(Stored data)
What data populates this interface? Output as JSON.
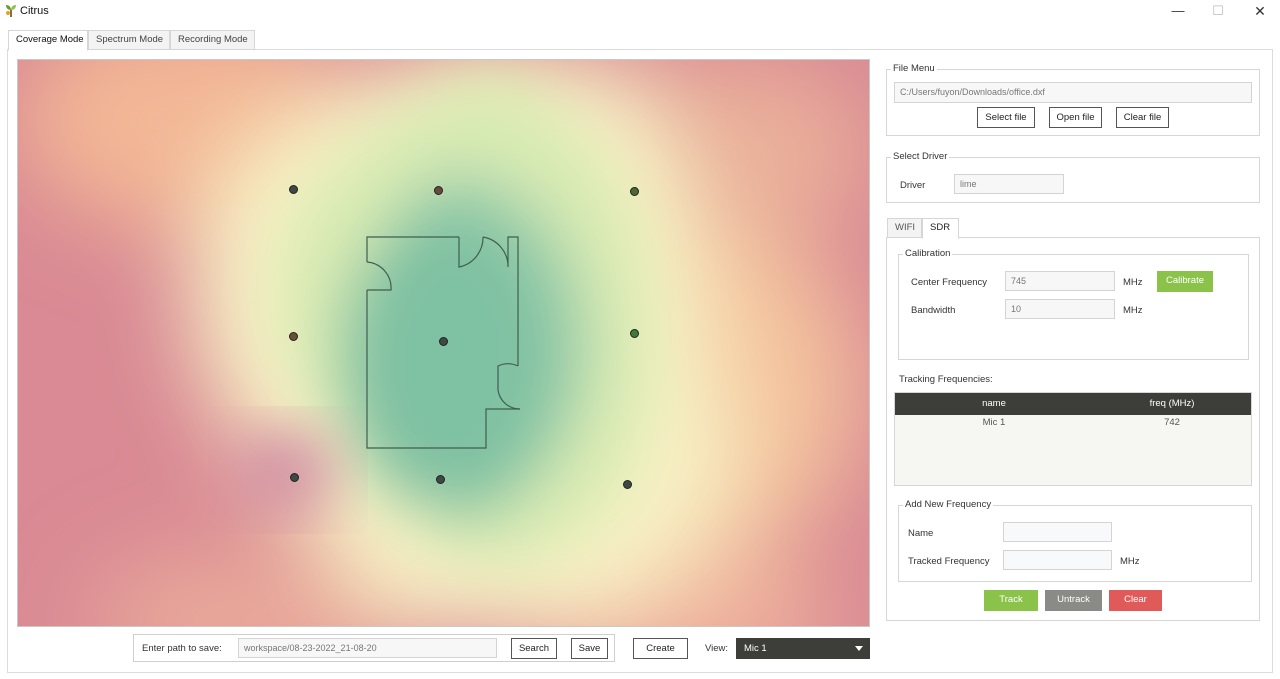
{
  "window": {
    "title": "Citrus",
    "minimize_glyph": "—",
    "maximize_glyph": "☐",
    "close_glyph": "✕"
  },
  "tabs": [
    {
      "label": "Coverage Mode",
      "active": true
    },
    {
      "label": "Spectrum Mode",
      "active": false
    },
    {
      "label": "Recording Mode",
      "active": false
    }
  ],
  "bottom": {
    "path_label": "Enter path to save:",
    "path_value": "workspace/08-23-2022_21-08-20",
    "search_label": "Search",
    "save_label": "Save",
    "create_label": "Create",
    "view_label": "View:",
    "view_selected": "Mic 1"
  },
  "file_menu": {
    "title": "File Menu",
    "path": "C:/Users/fuyon/Downloads/office.dxf",
    "select_label": "Select file",
    "open_label": "Open file",
    "clear_label": "Clear file"
  },
  "driver": {
    "title": "Select Driver",
    "label": "Driver",
    "value": "lime"
  },
  "sub_tabs": [
    {
      "label": "WIFI",
      "active": false
    },
    {
      "label": "SDR",
      "active": true
    }
  ],
  "calibration": {
    "title": "Calibration",
    "center_label": "Center Frequency",
    "center_value": "745",
    "center_unit": "MHz",
    "calibrate_label": "Calibrate",
    "bandwidth_label": "Bandwidth",
    "bandwidth_value": "10",
    "bandwidth_unit": "MHz"
  },
  "tracking": {
    "title": "Tracking Frequencies:",
    "columns": [
      "name",
      "freq (MHz)"
    ],
    "rows": [
      {
        "name": "Mic 1",
        "freq": "742"
      }
    ]
  },
  "add_frequency": {
    "title": "Add New Frequency",
    "name_label": "Name",
    "name_value": "",
    "tracked_label": "Tracked Frequency",
    "tracked_value": "",
    "unit": "MHz"
  },
  "actions": {
    "track_label": "Track",
    "untrack_label": "Untrack",
    "clear_label": "Clear"
  },
  "colors": {
    "accent_green": "#8bc34a",
    "dark_header": "#3d3d3a",
    "clear_red": "#e05a5a",
    "untrack_gray": "#8a8a86"
  }
}
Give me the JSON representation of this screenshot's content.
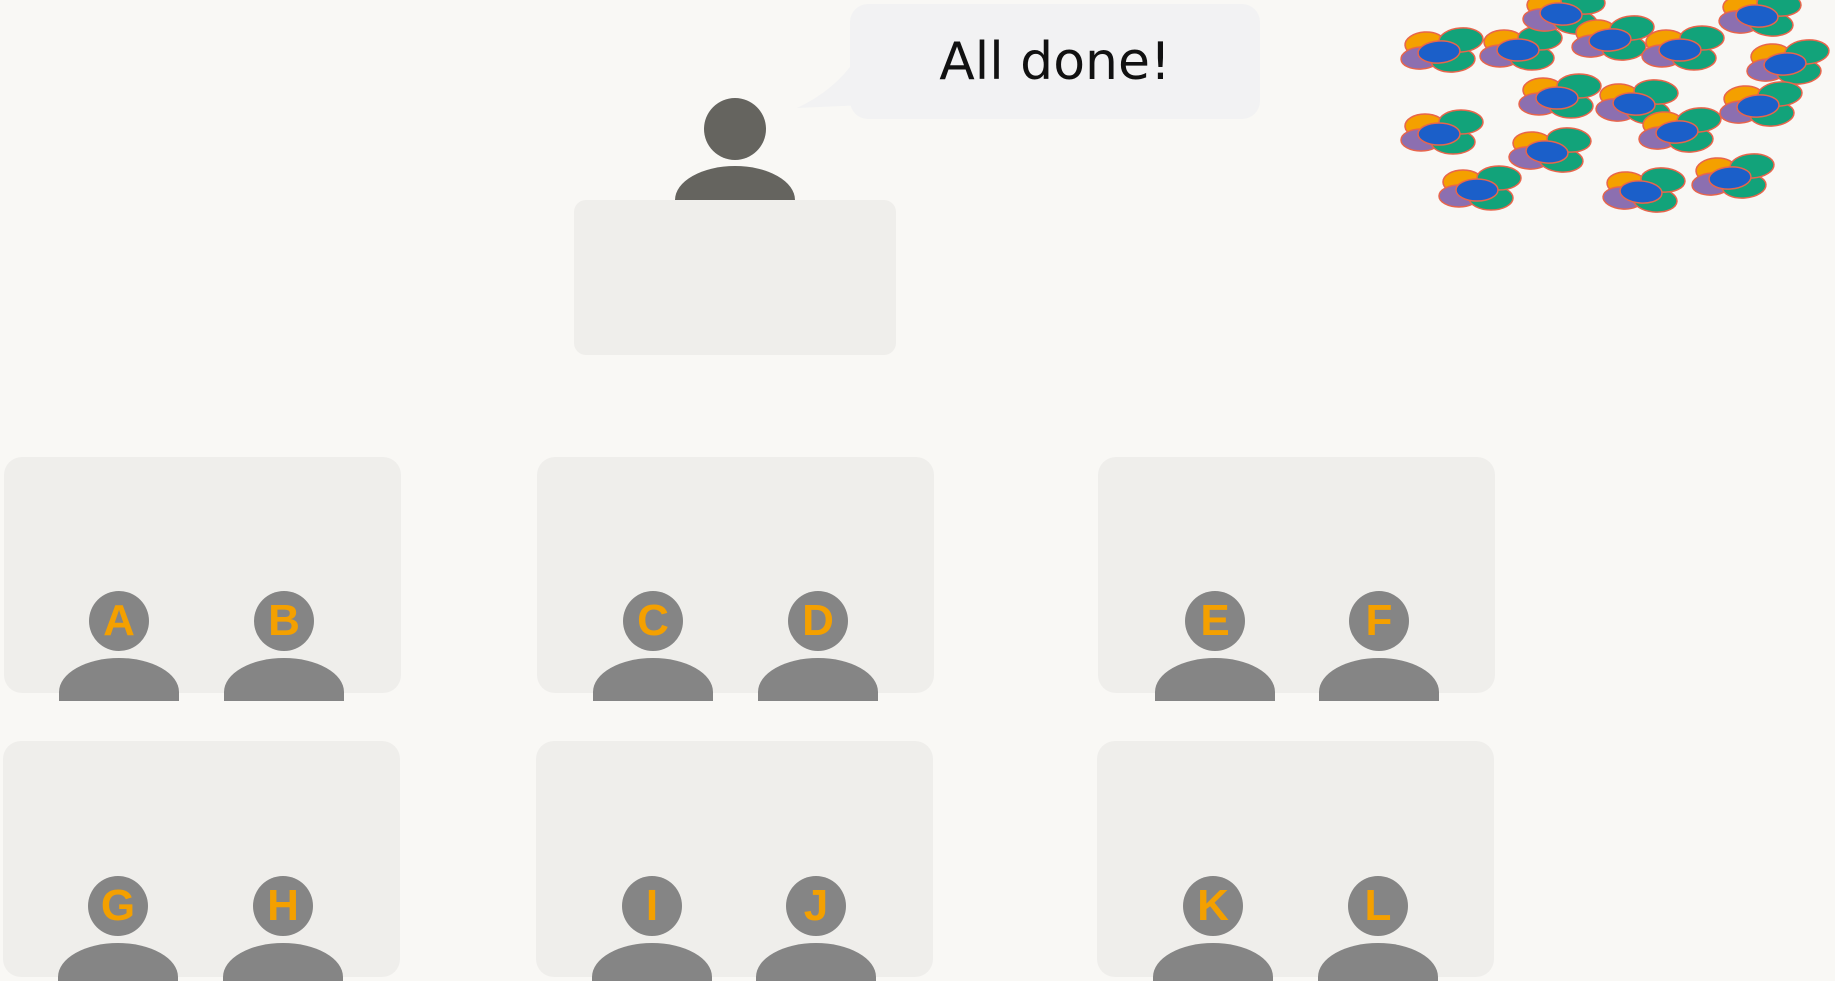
{
  "speech_bubble": {
    "text": "All done!"
  },
  "teacher": {
    "label": ""
  },
  "students": [
    "A",
    "B",
    "C",
    "D",
    "E",
    "F",
    "G",
    "H",
    "I",
    "J",
    "K",
    "L"
  ],
  "colors": {
    "background": "#f9f8f5",
    "desk": "#efeeeb",
    "student": "#858585",
    "student_letter": "#f4a000",
    "teacher": "#65645f",
    "bubble": "#f2f2f3"
  },
  "celebration": {
    "icon": "confetti-cluster-icon",
    "colors": [
      "#f4a000",
      "#8c6fb0",
      "#1b5fc9",
      "#12a37a",
      "#e8654c"
    ]
  }
}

# Your goal:
Please leave out the pictures while you copy exactly the lines from the one containing "Give me the" through the end of the records.

# Reply to the exercise:
Give me the JSON representation of this screenshot's content.
{
  "speech_bubble": {
    "text": "All done!"
  },
  "teacher": {
    "label": ""
  },
  "students": [
    "A",
    "B",
    "C",
    "D",
    "E",
    "F",
    "G",
    "H",
    "I",
    "J",
    "K",
    "L"
  ],
  "colors": {
    "background": "#f9f8f5",
    "desk": "#efeeeb",
    "student": "#858585",
    "student_letter": "#f4a000",
    "teacher": "#65645f",
    "bubble": "#f2f2f3"
  },
  "celebration": {
    "icon": "confetti-cluster-icon",
    "colors": [
      "#f4a000",
      "#8c6fb0",
      "#1b5fc9",
      "#12a37a",
      "#e8654c"
    ]
  }
}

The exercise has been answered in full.